Stored data entries:
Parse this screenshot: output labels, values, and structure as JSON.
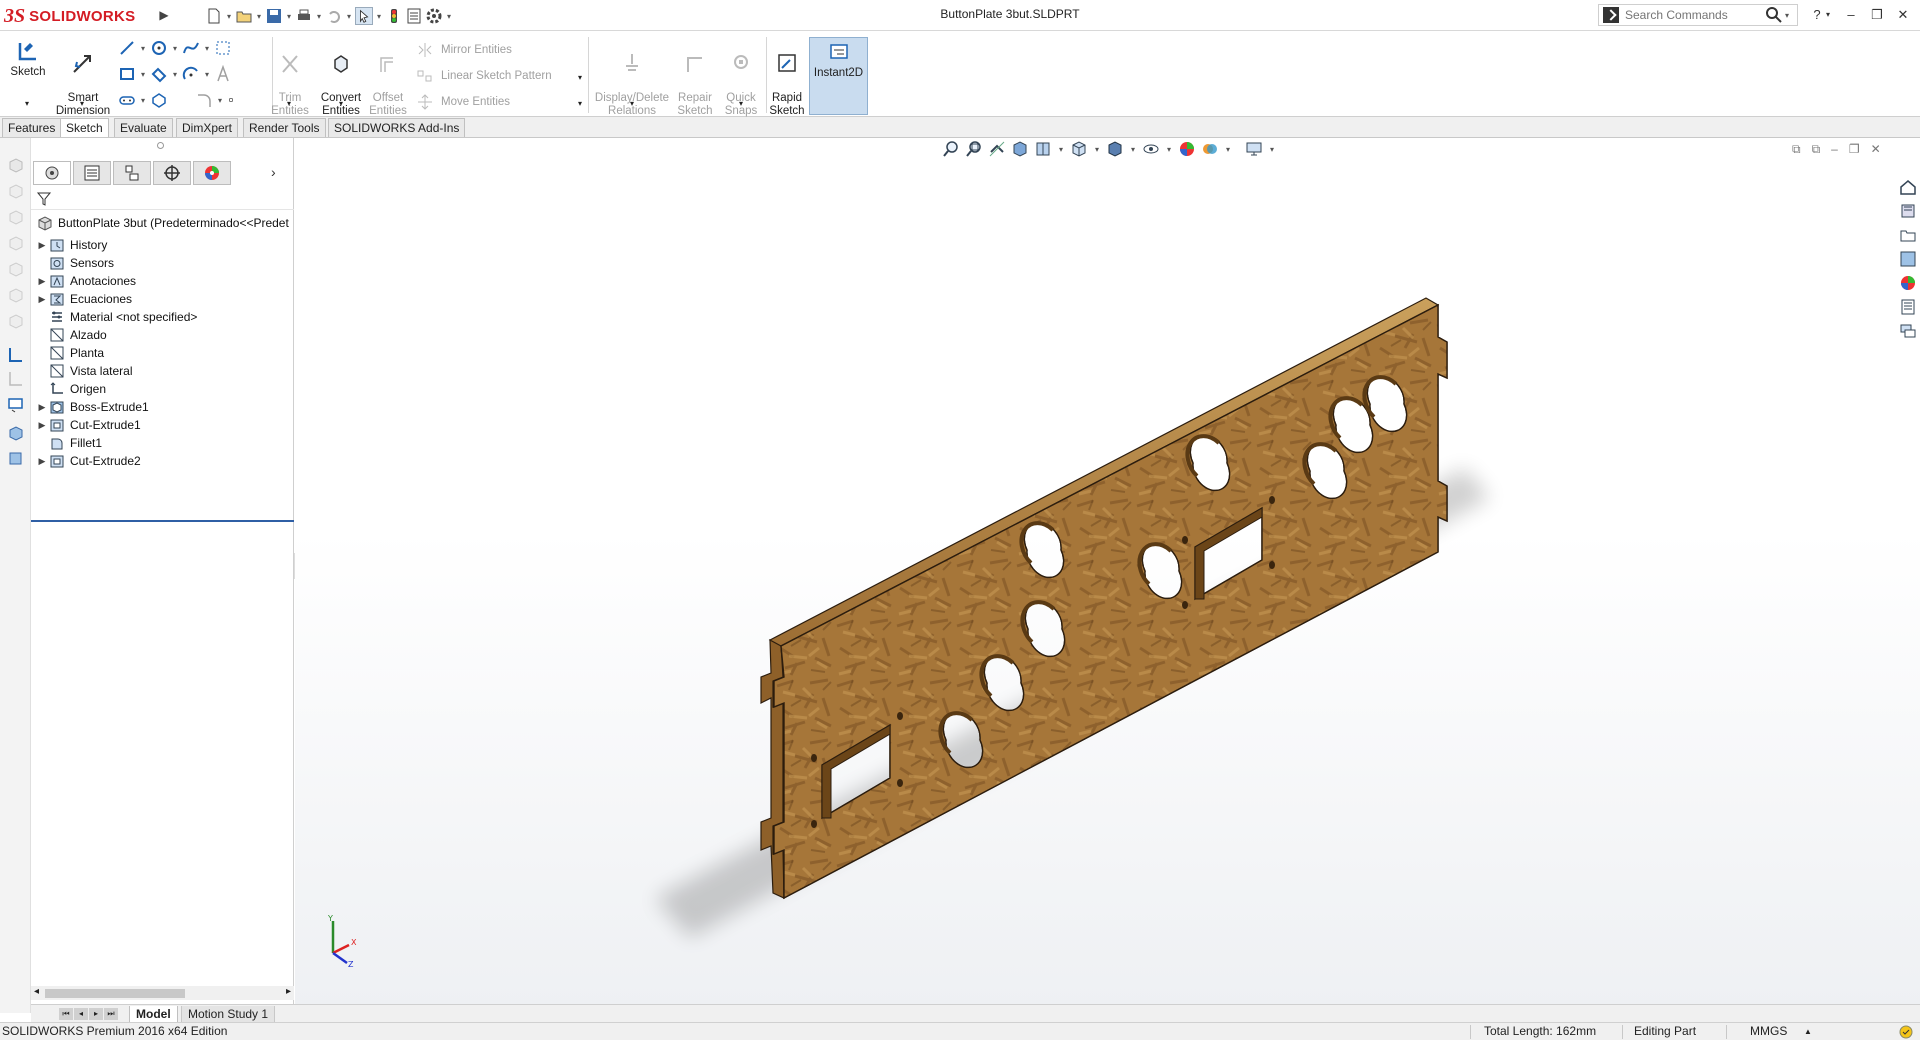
{
  "app": {
    "brand": "SOLIDWORKS",
    "doc_title": "ButtonPlate 3but.SLDPRT",
    "accent": "#d41c24"
  },
  "search": {
    "placeholder": "Search Commands"
  },
  "window": {
    "help": "?",
    "minimize": "–",
    "restore": "❐",
    "close": "✕"
  },
  "ribbon": {
    "sketch": "Sketch",
    "smart_dimension": "Smart\nDimension",
    "trim": "Trim\nEntities",
    "convert": "Convert\nEntities",
    "offset": "Offset\nEntities",
    "mirror": "Mirror Entities",
    "linear_pattern": "Linear Sketch Pattern",
    "move": "Move Entities",
    "display_delete": "Display/Delete\nRelations",
    "repair": "Repair\nSketch",
    "quick_snaps": "Quick\nSnaps",
    "rapid": "Rapid\nSketch",
    "instant2d": "Instant2D"
  },
  "tabs": [
    "Features",
    "Sketch",
    "Evaluate",
    "DimXpert",
    "Render Tools",
    "SOLIDWORKS Add-Ins"
  ],
  "active_tab": "Sketch",
  "tree": {
    "root": "ButtonPlate 3but  (Predeterminado<<Predet",
    "items": [
      {
        "label": "History",
        "exp": "▶",
        "icon": "history-folder-icon"
      },
      {
        "label": "Sensors",
        "exp": "",
        "icon": "sensors-icon"
      },
      {
        "label": "Anotaciones",
        "exp": "▶",
        "icon": "annotations-icon"
      },
      {
        "label": "Ecuaciones",
        "exp": "▶",
        "icon": "equations-icon"
      },
      {
        "label": "Material <not specified>",
        "exp": "",
        "icon": "material-icon"
      },
      {
        "label": "Alzado",
        "exp": "",
        "icon": "plane-icon"
      },
      {
        "label": "Planta",
        "exp": "",
        "icon": "plane-icon"
      },
      {
        "label": "Vista lateral",
        "exp": "",
        "icon": "plane-icon"
      },
      {
        "label": "Origen",
        "exp": "",
        "icon": "origin-icon"
      },
      {
        "label": "Boss-Extrude1",
        "exp": "▶",
        "icon": "boss-extrude-icon"
      },
      {
        "label": "Cut-Extrude1",
        "exp": "▶",
        "icon": "cut-extrude-icon"
      },
      {
        "label": "Fillet1",
        "exp": "",
        "icon": "fillet-icon"
      },
      {
        "label": "Cut-Extrude2",
        "exp": "▶",
        "icon": "cut-extrude-icon"
      }
    ]
  },
  "bottom_tabs": {
    "model": "Model",
    "motion": "Motion Study 1"
  },
  "status": {
    "edition": "SOLIDWORKS Premium 2016 x64 Edition",
    "total_length": "Total Length: 162mm",
    "mode": "Editing Part",
    "units": "MMGS"
  },
  "triad": {
    "x": "X",
    "y": "Y",
    "z": "Z"
  },
  "colors": {
    "wood": "#a9773c",
    "wood_dark": "#7b5224",
    "edge": "#2c1d0e"
  }
}
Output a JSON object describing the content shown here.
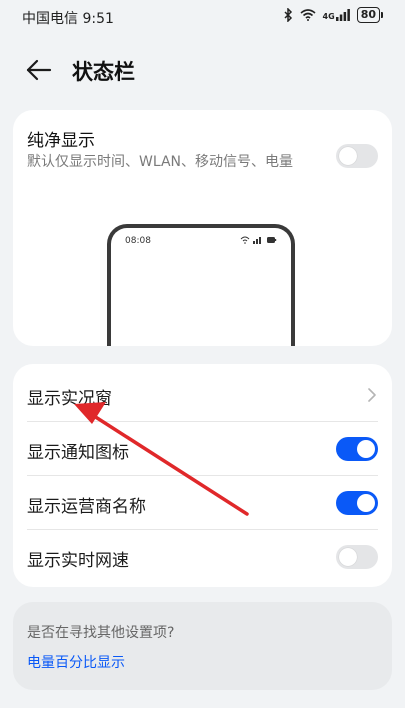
{
  "status_bar": {
    "carrier_time": "中国电信 9:51",
    "network": "4G",
    "battery": "80"
  },
  "header": {
    "title": "状态栏"
  },
  "pure_display": {
    "title": "纯净显示",
    "description": "默认仅显示时间、WLAN、移动信号、电量",
    "enabled": false,
    "preview_time": "08:08"
  },
  "settings": [
    {
      "label": "显示实况窗",
      "control": "chevron"
    },
    {
      "label": "显示通知图标",
      "control": "toggle",
      "enabled": true
    },
    {
      "label": "显示运营商名称",
      "control": "toggle",
      "enabled": true
    },
    {
      "label": "显示实时网速",
      "control": "toggle",
      "enabled": false
    }
  ],
  "search_suggestion": {
    "question": "是否在寻找其他设置项?",
    "link": "电量百分比显示"
  },
  "colors": {
    "accent": "#0a59f7",
    "annotation_arrow": "#e0282a",
    "background": "#f1f3f5"
  }
}
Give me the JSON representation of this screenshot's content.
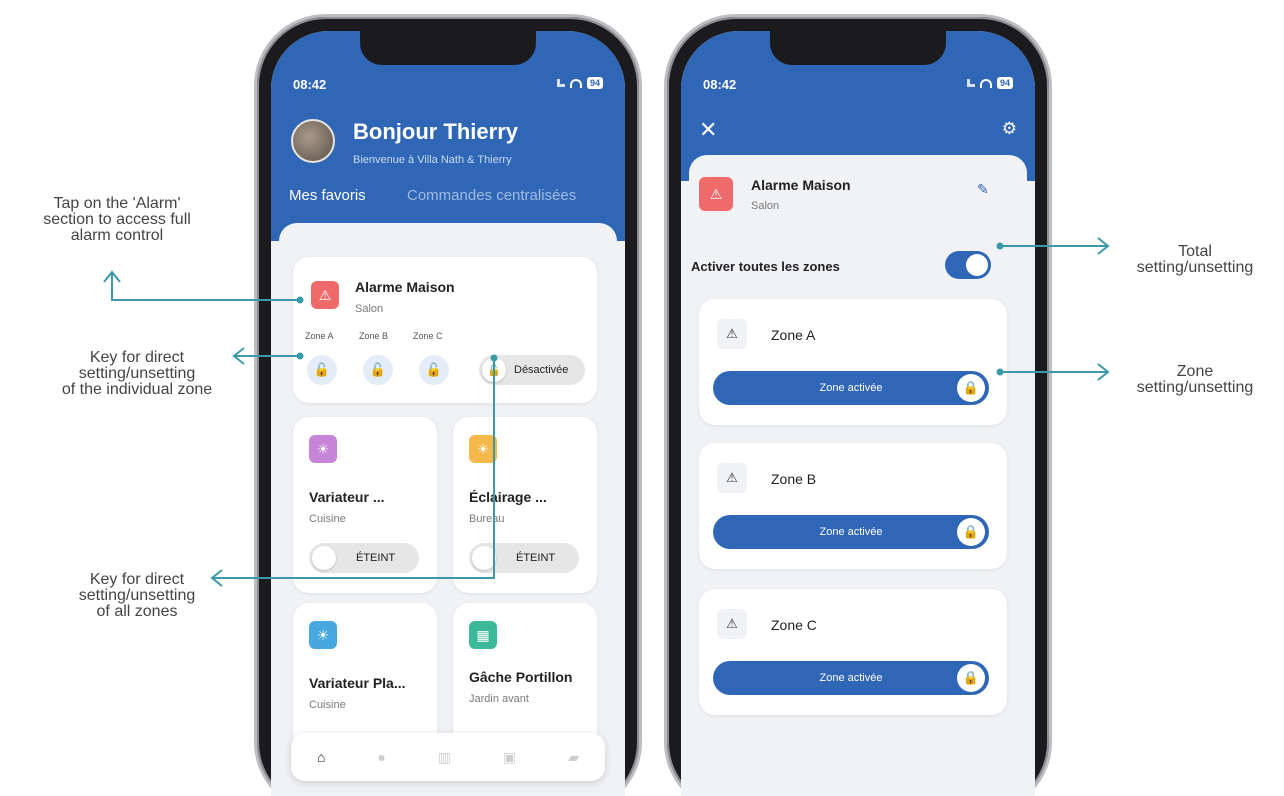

- [What is being asked]
Omitting all images, print the listing exactly.

- [Answer to the exercise]
Parse this screenshot: output labels, values, and structure as JSON.
{
  "app": {
    "brand": "SOLIDWORKS",
    "doc_title": "ButtonPlate 3but.SLDPRT",
    "accent": "#d41c24"
  },
  "search": {
    "placeholder": "Search Commands"
  },
  "window": {
    "help": "?",
    "minimize": "–",
    "restore": "❐",
    "close": "✕"
  },
  "ribbon": {
    "sketch": "Sketch",
    "smart_dimension": "Smart\nDimension",
    "trim": "Trim\nEntities",
    "convert": "Convert\nEntities",
    "offset": "Offset\nEntities",
    "mirror": "Mirror Entities",
    "linear_pattern": "Linear Sketch Pattern",
    "move": "Move Entities",
    "display_delete": "Display/Delete\nRelations",
    "repair": "Repair\nSketch",
    "quick_snaps": "Quick\nSnaps",
    "rapid": "Rapid\nSketch",
    "instant2d": "Instant2D"
  },
  "tabs": [
    "Features",
    "Sketch",
    "Evaluate",
    "DimXpert",
    "Render Tools",
    "SOLIDWORKS Add-Ins"
  ],
  "active_tab": "Sketch",
  "tree": {
    "root": "ButtonPlate 3but  (Predeterminado<<Predet",
    "items": [
      {
        "label": "History",
        "exp": "▶",
        "icon": "history-folder-icon"
      },
      {
        "label": "Sensors",
        "exp": "",
        "icon": "sensors-icon"
      },
      {
        "label": "Anotaciones",
        "exp": "▶",
        "icon": "annotations-icon"
      },
      {
        "label": "Ecuaciones",
        "exp": "▶",
        "icon": "equations-icon"
      },
      {
        "label": "Material <not specified>",
        "exp": "",
        "icon": "material-icon"
      },
      {
        "label": "Alzado",
        "exp": "",
        "icon": "plane-icon"
      },
      {
        "label": "Planta",
        "exp": "",
        "icon": "plane-icon"
      },
      {
        "label": "Vista lateral",
        "exp": "",
        "icon": "plane-icon"
      },
      {
        "label": "Origen",
        "exp": "",
        "icon": "origin-icon"
      },
      {
        "label": "Boss-Extrude1",
        "exp": "▶",
        "icon": "boss-extrude-icon"
      },
      {
        "label": "Cut-Extrude1",
        "exp": "▶",
        "icon": "cut-extrude-icon"
      },
      {
        "label": "Fillet1",
        "exp": "",
        "icon": "fillet-icon"
      },
      {
        "label": "Cut-Extrude2",
        "exp": "▶",
        "icon": "cut-extrude-icon"
      }
    ]
  },
  "bottom_tabs": {
    "model": "Model",
    "motion": "Motion Study 1"
  },
  "status": {
    "edition": "SOLIDWORKS Premium 2016 x64 Edition",
    "total_length": "Total Length: 162mm",
    "mode": "Editing Part",
    "units": "MMGS"
  },
  "triad": {
    "x": "X",
    "y": "Y",
    "z": "Z"
  },
  "colors": {
    "wood": "#a9773c",
    "wood_dark": "#7b5224",
    "edge": "#2c1d0e"
  }
}
Output a JSON object describing the content shown here.
{
  "status_bar": {
    "carrier_time": "中国电信 9:51",
    "network": "4G",
    "battery": "80"
  },
  "header": {
    "title": "状态栏"
  },
  "pure_display": {
    "title": "纯净显示",
    "description": "默认仅显示时间、WLAN、移动信号、电量",
    "enabled": false,
    "preview_time": "08:08"
  },
  "settings": [
    {
      "label": "显示实况窗",
      "control": "chevron"
    },
    {
      "label": "显示通知图标",
      "control": "toggle",
      "enabled": true
    },
    {
      "label": "显示运营商名称",
      "control": "toggle",
      "enabled": true
    },
    {
      "label": "显示实时网速",
      "control": "toggle",
      "enabled": false
    }
  ],
  "search_suggestion": {
    "question": "是否在寻找其他设置项?",
    "link": "电量百分比显示"
  },
  "colors": {
    "accent": "#0a59f7",
    "annotation_arrow": "#e0282a",
    "background": "#f1f3f5"
  }
}
Give me the JSON representation of this screenshot's content.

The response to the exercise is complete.